Transcribe all of the records word for word, but omit the pictures.

- - -

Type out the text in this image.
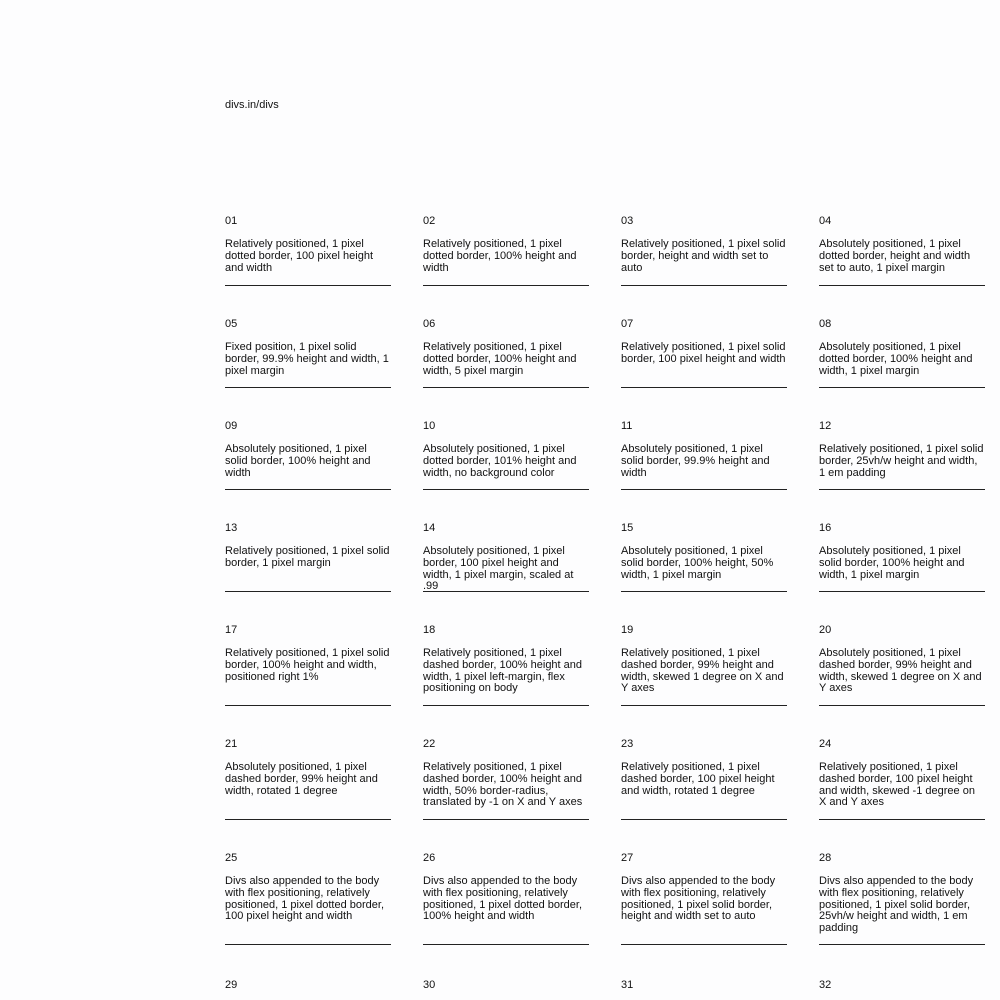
divs.in/divs
01
Relatively positioned, 1 pixel dotted border, 100 pixel height and width
02
Relatively positioned, 1 pixel dotted border, 100% height and width
03
Relatively positioned, 1 pixel solid border, height and width set to auto
04
Absolutely positioned, 1 pixel dotted border, height and width set to auto, 1 pixel margin
05
Fixed position, 1 pixel solid border, 99.9% height and width, 1 pixel margin
06
Relatively positioned, 1 pixel dotted border, 100% height and width, 5 pixel margin
07
Relatively positioned, 1 pixel solid border, 100 pixel height and width
08
Absolutely positioned, 1 pixel dotted border, 100% height and width, 1 pixel margin
09
Absolutely positioned, 1 pixel solid border, 100% height and width
10
Absolutely positioned, 1 pixel dotted border, 101% height and width, no background color
11
Absolutely positioned, 1 pixel solid border, 99.9% height and width
12
Relatively positioned, 1 pixel solid border, 25vh/w height and width, 1 em padding
13
Relatively positioned, 1 pixel solid border, 1 pixel margin
14
Absolutely positioned, 1 pixel border, 100 pixel height and width, 1 pixel margin, scaled at .99
15
Absolutely positioned, 1 pixel solid border, 100% height, 50% width, 1 pixel margin
16
Absolutely positioned, 1 pixel solid border, 100% height and width, 1 pixel margin
17
Relatively positioned, 1 pixel solid border, 100% height and width, positioned right 1%
18
Relatively positioned, 1 pixel dashed border, 100% height and width, 1 pixel left-margin, flex positioning on body
19
Relatively positioned, 1 pixel dashed border, 99% height and width, skewed 1 degree on X and Y axes
20
Absolutely positioned, 1 pixel dashed border, 99% height and width, skewed 1 degree on X and Y axes
21
Absolutely positioned, 1 pixel dashed border, 99% height and width, rotated 1 degree
22
Relatively positioned, 1 pixel dashed border, 100% height and width, 50% border-radius, translated by -1 on X and Y axes
23
Relatively positioned, 1 pixel dashed border, 100 pixel height and width, rotated 1 degree
24
Relatively positioned, 1 pixel dashed border, 100 pixel height and width, skewed -1 degree on X and Y axes
25
Divs also appended to the body with flex positioning, relatively positioned, 1 pixel dotted border, 100 pixel height and width
26
Divs also appended to the body with flex positioning, relatively positioned, 1 pixel dotted border, 100% height and width
27
Divs also appended to the body with flex positioning, relatively positioned, 1 pixel solid border, height and width set to auto
28
Divs also appended to the body with flex positioning, relatively positioned, 1 pixel solid border, 25vh/w height and width, 1 em padding
29	30	31	32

- - -

**Exercise result**
Type out the text in this image.
divs.in/divs
01
Relatively positioned, 1 pixel dotted border, 100 pixel height and width
02
Relatively positioned, 1 pixel dotted border, 100% height and width
03
Relatively positioned, 1 pixel solid border, height and width set to auto
04
Absolutely positioned, 1 pixel dotted border, height and width set to auto, 1 pixel margin
05
Fixed position, 1 pixel solid border, 99.9% height and width, 1 pixel margin
06
Relatively positioned, 1 pixel dotted border, 100% height and width, 5 pixel margin
07
Relatively positioned, 1 pixel solid border, 100 pixel height and width
08
Absolutely positioned, 1 pixel dotted border, 100% height and width, 1 pixel margin
09
Absolutely positioned, 1 pixel solid border, 100% height and width
10
Absolutely positioned, 1 pixel dotted border, 101% height and width, no background color
11
Absolutely positioned, 1 pixel solid border, 99.9% height and width
12
Relatively positioned, 1 pixel solid border, 25vh/w height and width, 1 em padding
13
Relatively positioned, 1 pixel solid border, 1 pixel margin
14
Absolutely positioned, 1 pixel border, 100 pixel height and width, 1 pixel margin, scaled at .99
15
Absolutely positioned, 1 pixel solid border, 100% height, 50% width, 1 pixel margin
16
Absolutely positioned, 1 pixel solid border, 100% height and width, 1 pixel margin
17
Relatively positioned, 1 pixel solid border, 100% height and width, positioned right 1%
18
Relatively positioned, 1 pixel dashed border, 100% height and width, 1 pixel left-margin, flex positioning on body
19
Relatively positioned, 1 pixel dashed border, 99% height and width, skewed 1 degree on X and Y axes
20
Absolutely positioned, 1 pixel dashed border, 99% height and width, skewed 1 degree on X and Y axes
21
Absolutely positioned, 1 pixel dashed border, 99% height and width, rotated 1 degree
22
Relatively positioned, 1 pixel dashed border, 100% height and width, 50% border-radius, translated by -1 on X and Y axes
23
Relatively positioned, 1 pixel dashed border, 100 pixel height and width, rotated 1 degree
24
Relatively positioned, 1 pixel dashed border, 100 pixel height and width, skewed -1 degree on X and Y axes
25
Divs also appended to the body with flex positioning, relatively positioned, 1 pixel dotted border, 100 pixel height and width
26
Divs also appended to the body with flex positioning, relatively positioned, 1 pixel dotted border, 100% height and width
27
Divs also appended to the body with flex positioning, relatively positioned, 1 pixel solid border, height and width set to auto
28
Divs also appended to the body with flex positioning, relatively positioned, 1 pixel solid border, 25vh/w height and width, 1 em padding
29	30	31	32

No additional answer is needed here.